What you will do
Show all lines that include the string "обработки"; copy each one.

Raw records
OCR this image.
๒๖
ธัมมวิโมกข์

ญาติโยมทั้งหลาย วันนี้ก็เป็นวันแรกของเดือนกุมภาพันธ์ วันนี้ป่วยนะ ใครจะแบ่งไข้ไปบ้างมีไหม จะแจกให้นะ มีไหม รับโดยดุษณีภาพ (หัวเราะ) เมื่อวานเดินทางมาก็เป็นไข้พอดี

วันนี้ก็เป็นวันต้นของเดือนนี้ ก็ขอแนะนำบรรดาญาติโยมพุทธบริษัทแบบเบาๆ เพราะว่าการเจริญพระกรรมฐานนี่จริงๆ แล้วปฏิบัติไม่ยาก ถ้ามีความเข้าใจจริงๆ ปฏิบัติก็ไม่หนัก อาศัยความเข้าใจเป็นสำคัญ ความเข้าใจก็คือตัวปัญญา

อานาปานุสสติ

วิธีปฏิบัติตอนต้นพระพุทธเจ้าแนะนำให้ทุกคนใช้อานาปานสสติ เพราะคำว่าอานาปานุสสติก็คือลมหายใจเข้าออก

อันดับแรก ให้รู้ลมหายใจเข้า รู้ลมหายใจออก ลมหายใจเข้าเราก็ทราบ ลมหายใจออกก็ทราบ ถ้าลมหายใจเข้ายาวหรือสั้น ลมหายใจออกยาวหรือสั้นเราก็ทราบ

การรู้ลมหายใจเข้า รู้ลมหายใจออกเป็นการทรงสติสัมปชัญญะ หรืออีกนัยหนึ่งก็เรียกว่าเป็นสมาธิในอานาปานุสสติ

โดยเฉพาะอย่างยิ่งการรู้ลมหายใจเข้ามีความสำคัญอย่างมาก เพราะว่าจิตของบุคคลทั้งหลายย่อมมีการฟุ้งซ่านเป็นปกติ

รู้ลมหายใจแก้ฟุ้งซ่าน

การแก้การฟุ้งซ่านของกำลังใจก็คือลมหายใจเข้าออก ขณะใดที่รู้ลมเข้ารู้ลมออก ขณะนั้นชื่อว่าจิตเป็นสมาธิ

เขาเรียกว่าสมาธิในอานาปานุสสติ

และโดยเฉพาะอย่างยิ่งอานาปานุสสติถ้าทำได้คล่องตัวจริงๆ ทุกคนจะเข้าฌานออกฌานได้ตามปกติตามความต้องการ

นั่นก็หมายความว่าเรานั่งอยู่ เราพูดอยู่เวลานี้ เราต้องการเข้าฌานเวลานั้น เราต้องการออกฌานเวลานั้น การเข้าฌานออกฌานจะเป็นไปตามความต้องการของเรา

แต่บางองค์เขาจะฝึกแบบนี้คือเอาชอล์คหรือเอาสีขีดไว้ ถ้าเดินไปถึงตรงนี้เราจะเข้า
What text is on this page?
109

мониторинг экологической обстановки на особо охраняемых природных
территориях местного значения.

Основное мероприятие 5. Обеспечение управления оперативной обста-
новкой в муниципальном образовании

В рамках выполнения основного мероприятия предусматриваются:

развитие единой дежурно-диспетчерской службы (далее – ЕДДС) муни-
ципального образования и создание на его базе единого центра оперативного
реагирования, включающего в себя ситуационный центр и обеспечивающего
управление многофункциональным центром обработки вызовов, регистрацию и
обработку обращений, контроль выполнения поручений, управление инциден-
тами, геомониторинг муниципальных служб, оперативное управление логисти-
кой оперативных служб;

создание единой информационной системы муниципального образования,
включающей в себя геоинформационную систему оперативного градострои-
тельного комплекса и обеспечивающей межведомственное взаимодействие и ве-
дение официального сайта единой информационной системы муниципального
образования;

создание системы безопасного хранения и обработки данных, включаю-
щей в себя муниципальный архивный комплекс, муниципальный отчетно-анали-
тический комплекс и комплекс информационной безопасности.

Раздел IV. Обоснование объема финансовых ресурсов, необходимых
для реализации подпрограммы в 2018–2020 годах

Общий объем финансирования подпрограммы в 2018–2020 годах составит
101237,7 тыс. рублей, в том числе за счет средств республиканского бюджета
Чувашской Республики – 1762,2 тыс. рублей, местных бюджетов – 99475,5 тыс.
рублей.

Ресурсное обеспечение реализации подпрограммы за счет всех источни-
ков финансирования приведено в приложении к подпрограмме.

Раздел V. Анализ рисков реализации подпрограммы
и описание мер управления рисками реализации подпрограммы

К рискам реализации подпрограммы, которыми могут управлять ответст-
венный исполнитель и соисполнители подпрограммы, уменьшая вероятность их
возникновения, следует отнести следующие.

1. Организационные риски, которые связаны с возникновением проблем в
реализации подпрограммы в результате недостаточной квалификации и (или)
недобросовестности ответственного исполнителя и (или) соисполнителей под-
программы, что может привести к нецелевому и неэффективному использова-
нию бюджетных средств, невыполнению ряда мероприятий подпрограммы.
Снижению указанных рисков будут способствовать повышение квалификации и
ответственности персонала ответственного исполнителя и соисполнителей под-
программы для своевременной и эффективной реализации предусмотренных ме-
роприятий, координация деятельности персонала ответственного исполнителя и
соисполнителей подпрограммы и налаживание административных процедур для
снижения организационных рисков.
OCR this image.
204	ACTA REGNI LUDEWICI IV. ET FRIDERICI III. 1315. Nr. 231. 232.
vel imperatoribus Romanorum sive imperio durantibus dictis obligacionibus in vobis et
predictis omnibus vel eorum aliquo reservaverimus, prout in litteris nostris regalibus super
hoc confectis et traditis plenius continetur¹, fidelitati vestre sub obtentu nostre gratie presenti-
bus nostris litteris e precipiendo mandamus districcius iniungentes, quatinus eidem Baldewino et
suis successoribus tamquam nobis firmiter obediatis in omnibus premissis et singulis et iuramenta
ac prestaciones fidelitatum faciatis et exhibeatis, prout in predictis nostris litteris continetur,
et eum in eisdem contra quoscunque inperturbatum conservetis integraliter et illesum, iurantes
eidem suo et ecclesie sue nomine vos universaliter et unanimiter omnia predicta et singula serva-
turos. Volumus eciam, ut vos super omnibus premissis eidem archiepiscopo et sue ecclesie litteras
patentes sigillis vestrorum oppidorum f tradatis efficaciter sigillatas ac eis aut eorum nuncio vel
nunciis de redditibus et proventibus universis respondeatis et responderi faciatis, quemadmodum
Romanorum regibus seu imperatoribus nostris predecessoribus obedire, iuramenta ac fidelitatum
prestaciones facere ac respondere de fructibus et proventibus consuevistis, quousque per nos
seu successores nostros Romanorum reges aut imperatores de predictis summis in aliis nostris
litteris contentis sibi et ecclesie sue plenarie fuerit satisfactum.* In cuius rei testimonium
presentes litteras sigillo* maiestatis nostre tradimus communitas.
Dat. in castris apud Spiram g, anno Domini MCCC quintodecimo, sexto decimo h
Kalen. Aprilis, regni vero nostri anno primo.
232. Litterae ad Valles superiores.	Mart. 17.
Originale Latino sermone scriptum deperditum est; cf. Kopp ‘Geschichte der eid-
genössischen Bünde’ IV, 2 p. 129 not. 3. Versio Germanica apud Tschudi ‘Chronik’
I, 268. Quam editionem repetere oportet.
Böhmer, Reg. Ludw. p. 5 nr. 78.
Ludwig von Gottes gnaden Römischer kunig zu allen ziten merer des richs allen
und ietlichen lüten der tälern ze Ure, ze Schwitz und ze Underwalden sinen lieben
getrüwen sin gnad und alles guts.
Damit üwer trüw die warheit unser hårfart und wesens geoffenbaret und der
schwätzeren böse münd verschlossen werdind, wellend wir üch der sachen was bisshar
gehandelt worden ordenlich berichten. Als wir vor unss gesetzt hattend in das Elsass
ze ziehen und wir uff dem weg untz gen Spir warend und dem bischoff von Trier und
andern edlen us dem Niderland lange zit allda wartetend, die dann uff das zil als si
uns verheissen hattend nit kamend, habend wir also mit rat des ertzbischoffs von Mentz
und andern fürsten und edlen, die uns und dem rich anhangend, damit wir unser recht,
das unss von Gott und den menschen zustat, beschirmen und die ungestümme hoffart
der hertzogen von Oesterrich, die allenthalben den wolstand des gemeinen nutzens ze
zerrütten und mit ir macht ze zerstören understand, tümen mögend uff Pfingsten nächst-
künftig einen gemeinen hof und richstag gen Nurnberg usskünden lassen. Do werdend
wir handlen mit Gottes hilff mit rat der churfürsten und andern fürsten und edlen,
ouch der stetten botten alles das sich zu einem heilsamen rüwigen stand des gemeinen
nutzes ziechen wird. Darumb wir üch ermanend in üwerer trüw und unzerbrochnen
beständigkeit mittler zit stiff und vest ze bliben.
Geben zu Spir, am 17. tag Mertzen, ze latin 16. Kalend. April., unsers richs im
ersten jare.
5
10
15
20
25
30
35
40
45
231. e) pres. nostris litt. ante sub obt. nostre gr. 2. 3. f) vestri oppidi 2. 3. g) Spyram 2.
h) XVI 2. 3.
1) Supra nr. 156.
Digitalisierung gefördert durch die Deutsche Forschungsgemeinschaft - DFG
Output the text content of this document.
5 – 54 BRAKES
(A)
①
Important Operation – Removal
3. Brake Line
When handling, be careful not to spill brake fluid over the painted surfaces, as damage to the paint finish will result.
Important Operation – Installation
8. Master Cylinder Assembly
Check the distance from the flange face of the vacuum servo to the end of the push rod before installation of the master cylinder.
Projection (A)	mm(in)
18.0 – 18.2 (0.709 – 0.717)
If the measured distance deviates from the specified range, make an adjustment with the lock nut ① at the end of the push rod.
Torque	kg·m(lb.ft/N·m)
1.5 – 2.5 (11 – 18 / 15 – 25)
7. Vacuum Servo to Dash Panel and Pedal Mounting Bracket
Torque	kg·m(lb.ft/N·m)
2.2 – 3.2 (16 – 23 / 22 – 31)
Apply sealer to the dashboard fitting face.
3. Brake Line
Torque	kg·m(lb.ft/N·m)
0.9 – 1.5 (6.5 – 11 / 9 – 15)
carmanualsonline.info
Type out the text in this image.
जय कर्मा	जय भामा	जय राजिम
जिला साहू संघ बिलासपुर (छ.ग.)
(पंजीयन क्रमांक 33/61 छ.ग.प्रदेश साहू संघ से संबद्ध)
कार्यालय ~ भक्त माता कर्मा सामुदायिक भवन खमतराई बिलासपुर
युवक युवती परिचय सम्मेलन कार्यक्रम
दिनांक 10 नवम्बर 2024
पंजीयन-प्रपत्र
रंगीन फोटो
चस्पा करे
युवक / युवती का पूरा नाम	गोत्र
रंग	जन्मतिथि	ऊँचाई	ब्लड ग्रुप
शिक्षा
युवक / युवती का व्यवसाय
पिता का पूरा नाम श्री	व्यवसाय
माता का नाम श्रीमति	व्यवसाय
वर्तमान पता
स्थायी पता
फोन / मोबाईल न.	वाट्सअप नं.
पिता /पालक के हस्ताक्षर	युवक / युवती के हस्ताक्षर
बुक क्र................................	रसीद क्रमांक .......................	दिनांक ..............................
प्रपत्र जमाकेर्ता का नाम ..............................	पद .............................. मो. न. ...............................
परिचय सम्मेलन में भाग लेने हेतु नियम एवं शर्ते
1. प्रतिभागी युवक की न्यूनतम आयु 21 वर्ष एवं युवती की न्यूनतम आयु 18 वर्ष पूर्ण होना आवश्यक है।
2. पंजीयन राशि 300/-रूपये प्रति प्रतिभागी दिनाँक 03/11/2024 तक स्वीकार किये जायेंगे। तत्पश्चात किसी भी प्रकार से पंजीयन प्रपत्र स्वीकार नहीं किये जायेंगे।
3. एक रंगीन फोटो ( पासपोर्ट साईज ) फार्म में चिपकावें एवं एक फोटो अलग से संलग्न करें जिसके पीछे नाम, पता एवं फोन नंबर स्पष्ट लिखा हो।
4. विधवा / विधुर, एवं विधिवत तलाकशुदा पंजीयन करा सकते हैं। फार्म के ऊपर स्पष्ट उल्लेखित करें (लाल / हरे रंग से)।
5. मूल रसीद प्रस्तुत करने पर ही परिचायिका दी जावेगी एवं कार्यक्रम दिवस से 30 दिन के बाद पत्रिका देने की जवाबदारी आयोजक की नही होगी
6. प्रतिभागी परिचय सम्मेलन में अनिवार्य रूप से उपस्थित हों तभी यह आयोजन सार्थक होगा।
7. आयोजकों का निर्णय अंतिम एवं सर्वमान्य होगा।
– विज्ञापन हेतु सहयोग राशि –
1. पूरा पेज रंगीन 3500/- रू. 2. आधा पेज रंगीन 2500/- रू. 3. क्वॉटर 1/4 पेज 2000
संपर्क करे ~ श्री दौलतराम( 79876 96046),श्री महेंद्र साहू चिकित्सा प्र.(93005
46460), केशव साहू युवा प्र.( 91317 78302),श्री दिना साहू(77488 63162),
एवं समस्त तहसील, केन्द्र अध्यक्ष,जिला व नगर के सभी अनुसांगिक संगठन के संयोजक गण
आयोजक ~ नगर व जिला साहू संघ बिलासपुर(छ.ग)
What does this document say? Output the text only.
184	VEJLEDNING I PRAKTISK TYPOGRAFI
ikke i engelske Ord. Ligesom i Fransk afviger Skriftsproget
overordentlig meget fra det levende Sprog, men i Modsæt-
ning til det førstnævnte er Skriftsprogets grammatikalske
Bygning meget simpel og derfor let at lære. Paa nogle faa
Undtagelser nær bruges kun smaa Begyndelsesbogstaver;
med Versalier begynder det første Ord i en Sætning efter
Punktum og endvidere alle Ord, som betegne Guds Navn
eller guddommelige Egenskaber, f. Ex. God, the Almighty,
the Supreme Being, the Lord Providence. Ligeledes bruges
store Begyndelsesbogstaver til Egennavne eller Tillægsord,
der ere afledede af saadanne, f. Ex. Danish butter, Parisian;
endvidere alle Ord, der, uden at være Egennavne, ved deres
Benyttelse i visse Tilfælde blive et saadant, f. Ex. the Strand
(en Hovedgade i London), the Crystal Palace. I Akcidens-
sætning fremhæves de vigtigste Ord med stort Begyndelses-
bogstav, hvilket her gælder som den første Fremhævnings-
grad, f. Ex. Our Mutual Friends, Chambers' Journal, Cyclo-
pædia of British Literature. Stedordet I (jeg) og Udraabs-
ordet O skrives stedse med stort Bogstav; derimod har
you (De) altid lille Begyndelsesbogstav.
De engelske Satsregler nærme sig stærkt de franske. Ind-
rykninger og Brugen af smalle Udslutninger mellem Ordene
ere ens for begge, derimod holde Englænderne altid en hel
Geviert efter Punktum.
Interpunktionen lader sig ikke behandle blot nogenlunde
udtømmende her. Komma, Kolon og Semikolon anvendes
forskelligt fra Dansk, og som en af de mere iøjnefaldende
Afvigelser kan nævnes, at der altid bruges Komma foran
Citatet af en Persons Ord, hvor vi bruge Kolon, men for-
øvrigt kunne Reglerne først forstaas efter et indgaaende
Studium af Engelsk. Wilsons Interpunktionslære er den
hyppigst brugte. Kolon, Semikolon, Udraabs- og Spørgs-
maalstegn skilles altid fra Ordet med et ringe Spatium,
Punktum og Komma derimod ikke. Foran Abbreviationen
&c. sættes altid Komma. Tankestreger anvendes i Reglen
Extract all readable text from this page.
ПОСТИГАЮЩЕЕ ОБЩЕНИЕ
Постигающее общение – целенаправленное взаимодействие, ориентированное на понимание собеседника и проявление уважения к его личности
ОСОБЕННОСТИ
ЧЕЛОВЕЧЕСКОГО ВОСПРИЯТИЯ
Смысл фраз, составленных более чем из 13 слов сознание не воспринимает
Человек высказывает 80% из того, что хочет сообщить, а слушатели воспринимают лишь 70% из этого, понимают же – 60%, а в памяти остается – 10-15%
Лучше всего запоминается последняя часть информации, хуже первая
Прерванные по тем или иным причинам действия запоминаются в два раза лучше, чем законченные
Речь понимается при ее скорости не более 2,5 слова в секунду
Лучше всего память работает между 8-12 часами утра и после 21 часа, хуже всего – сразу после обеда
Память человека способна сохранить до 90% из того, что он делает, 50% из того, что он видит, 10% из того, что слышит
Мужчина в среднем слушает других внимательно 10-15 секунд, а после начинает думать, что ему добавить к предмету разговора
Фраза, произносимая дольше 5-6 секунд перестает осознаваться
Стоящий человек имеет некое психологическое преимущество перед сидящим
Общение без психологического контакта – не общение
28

Full response
управление многофункциональным центром обработки вызовов, регистрацию и
создание системы безопасного хранения и обработки данных, включаю-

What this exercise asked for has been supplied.